**Data lines**.
______________________________

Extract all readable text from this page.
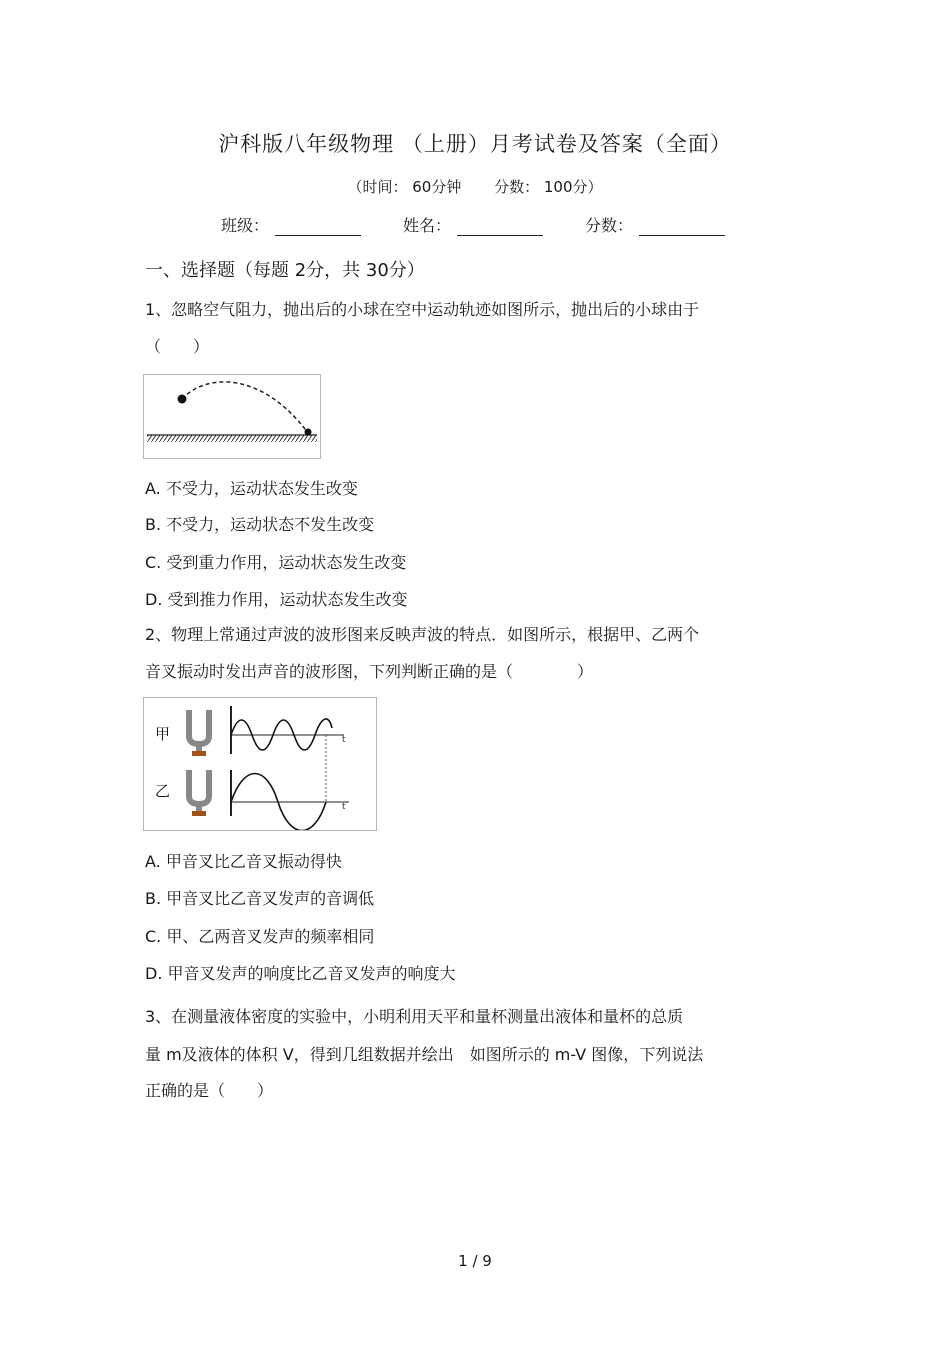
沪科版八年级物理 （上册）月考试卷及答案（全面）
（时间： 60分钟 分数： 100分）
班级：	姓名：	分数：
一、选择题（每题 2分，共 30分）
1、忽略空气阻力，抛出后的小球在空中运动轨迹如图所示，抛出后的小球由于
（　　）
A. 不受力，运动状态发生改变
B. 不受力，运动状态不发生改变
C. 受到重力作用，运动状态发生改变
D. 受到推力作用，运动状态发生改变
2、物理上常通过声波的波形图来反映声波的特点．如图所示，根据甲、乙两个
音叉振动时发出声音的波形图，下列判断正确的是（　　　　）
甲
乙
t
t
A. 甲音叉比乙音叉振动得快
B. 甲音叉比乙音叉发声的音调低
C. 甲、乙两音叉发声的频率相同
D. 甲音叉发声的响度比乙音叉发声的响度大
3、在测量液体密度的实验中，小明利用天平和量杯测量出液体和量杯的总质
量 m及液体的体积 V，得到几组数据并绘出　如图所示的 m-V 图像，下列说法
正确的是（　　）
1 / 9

______________________________

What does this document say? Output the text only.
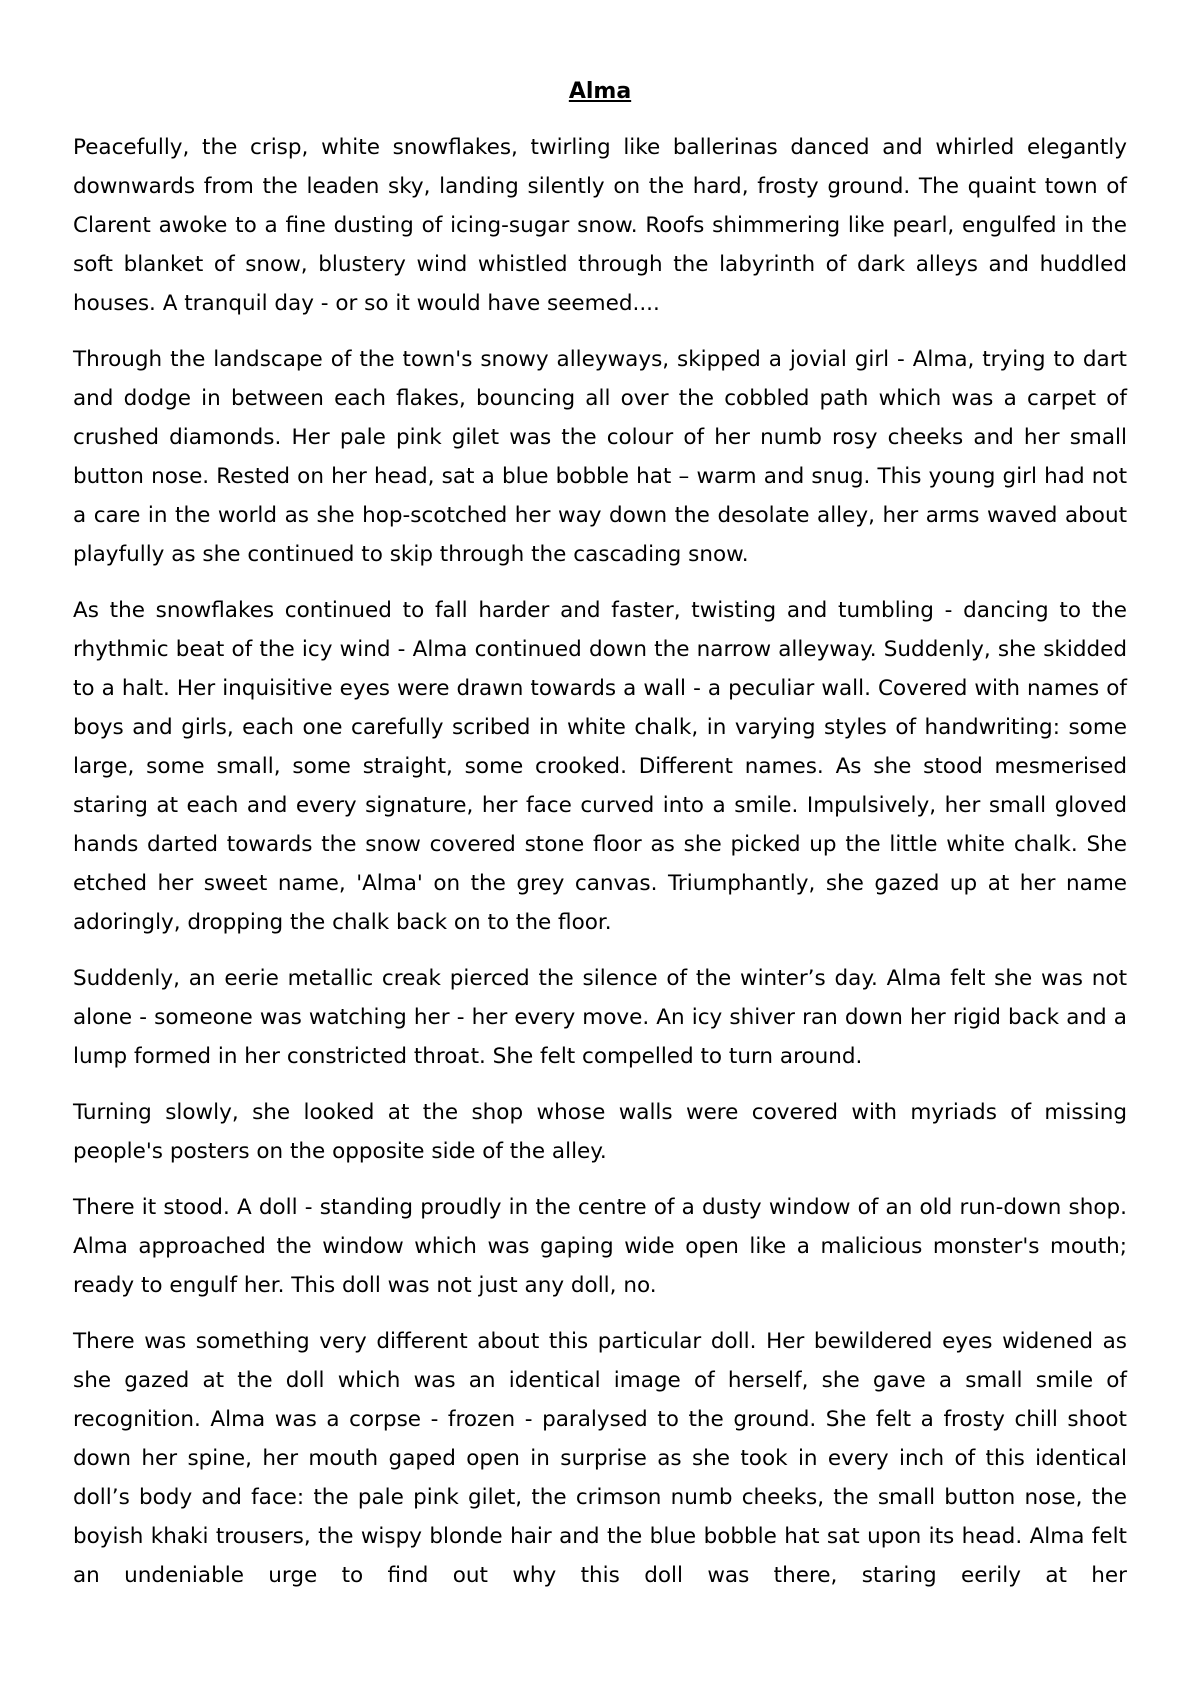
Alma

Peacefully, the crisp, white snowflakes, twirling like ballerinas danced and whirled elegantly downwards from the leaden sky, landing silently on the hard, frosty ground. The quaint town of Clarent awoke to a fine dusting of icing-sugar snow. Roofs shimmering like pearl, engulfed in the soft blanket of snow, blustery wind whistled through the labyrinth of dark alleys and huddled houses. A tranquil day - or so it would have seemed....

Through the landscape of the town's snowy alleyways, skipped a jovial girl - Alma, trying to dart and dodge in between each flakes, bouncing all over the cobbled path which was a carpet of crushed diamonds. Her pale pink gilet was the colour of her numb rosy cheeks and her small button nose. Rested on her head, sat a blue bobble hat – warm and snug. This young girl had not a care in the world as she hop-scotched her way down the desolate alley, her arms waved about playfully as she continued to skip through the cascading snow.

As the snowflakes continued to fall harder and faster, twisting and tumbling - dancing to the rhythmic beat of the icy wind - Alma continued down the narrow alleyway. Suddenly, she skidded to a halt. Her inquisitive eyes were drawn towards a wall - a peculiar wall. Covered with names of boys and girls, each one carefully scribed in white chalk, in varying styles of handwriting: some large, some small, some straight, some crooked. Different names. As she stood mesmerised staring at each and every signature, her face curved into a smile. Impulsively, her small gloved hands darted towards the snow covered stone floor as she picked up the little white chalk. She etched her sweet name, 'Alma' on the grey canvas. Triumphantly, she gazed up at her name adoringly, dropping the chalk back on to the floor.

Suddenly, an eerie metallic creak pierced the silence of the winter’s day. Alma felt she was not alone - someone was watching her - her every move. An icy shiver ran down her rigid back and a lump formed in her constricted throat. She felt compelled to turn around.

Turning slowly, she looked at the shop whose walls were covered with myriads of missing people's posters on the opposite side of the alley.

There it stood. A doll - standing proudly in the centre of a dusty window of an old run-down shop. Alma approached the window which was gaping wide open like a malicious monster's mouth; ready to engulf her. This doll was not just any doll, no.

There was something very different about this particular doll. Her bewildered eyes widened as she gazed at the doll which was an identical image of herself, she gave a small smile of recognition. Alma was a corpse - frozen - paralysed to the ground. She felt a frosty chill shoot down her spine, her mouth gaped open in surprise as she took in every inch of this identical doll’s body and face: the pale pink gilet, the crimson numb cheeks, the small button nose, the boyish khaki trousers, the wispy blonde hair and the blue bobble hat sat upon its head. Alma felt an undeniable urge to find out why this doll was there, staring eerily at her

______________________________

**Exercise aim**. List every line above containing the word "shop".

**Correct answer**.
Turning slowly, she looked at the shop whose walls were covered with myriads of missing people's posters on the opposite side of the alley.
There it stood. A doll - standing proudly in the centre of a dusty window of an old run-down shop. Alma approached the window which was gaping wide open like a malicious monster's mouth; ready to engulf her. This doll was not just any doll, no.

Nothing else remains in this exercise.